# TASK TO COMPLETE
Copy out all lines with the word "address" in them.

* START EXTRACTED MATERIAL *

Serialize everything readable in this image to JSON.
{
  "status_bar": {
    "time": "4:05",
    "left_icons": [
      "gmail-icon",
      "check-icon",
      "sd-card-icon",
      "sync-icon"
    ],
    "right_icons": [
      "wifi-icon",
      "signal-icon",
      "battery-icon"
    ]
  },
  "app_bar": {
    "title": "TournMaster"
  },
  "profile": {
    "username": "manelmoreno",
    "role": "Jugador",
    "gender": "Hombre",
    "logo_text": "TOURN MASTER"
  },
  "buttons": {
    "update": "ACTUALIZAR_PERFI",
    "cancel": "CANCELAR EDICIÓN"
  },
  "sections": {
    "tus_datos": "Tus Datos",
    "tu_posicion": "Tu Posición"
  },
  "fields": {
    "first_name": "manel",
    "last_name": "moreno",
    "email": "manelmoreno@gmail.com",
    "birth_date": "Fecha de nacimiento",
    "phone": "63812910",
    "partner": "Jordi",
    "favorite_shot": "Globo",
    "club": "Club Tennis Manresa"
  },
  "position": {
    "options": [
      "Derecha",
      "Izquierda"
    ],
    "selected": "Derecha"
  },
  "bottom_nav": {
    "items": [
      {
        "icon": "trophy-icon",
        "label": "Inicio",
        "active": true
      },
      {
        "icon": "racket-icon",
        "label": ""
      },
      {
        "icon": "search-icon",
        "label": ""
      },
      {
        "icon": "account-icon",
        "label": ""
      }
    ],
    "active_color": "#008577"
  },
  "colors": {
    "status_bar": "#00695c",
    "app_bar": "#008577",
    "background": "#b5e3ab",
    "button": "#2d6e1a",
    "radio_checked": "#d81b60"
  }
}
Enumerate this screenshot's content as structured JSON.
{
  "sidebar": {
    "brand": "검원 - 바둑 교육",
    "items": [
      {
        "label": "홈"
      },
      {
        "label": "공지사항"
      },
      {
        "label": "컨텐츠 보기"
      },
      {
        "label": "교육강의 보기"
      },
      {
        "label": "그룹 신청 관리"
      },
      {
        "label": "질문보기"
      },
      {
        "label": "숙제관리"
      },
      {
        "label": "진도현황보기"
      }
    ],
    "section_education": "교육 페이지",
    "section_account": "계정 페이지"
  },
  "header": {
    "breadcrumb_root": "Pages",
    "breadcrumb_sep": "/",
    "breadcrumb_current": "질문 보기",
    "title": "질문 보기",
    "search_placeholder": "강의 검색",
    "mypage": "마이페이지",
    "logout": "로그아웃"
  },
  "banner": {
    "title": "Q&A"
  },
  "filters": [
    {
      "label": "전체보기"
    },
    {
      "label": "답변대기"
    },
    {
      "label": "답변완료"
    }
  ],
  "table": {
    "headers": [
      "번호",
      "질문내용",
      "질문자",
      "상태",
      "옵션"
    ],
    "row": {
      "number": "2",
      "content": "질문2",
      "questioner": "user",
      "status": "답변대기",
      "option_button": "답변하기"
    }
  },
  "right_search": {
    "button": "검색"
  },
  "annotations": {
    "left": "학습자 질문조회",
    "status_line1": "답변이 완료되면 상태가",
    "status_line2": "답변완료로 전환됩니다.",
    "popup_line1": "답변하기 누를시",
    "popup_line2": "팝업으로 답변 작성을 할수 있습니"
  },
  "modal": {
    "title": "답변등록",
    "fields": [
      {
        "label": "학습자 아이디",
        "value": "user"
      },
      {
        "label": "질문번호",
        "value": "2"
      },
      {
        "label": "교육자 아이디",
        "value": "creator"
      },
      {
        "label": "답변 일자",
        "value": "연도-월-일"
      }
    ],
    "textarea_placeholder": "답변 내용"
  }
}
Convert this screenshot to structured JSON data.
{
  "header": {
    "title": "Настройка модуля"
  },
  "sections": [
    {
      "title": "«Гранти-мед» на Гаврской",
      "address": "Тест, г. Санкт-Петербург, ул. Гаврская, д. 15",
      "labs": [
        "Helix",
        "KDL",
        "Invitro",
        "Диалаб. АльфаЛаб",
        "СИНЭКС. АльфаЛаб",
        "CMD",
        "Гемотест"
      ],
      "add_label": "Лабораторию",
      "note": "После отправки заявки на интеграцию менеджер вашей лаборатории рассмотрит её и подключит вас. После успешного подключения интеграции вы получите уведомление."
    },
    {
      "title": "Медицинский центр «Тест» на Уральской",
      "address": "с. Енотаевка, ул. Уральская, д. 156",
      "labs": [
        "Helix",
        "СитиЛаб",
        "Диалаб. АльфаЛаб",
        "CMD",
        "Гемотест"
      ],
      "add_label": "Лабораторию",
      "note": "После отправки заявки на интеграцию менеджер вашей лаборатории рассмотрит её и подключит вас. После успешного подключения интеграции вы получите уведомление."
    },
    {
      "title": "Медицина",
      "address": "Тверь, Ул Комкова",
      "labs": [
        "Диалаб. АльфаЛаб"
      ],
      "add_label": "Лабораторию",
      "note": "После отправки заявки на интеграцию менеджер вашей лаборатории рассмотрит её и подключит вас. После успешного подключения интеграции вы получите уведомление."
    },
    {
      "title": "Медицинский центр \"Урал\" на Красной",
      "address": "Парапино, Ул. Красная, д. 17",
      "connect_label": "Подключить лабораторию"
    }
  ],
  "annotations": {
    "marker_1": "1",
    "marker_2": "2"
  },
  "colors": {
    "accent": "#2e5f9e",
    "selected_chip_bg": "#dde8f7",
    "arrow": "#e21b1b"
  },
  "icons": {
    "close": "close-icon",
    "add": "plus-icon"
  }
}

* END EXTRACTED MATERIAL *

# FINISHED EXERCISE
      "address": "Тест, г. Санкт-Петербург, ул. Гаврская, д. 15",
      "address": "с. Енотаевка, ул. Уральская, д. 156",
      "address": "Тверь, Ул Комкова",
      "address": "Парапино, Ул. Красная, д. 17",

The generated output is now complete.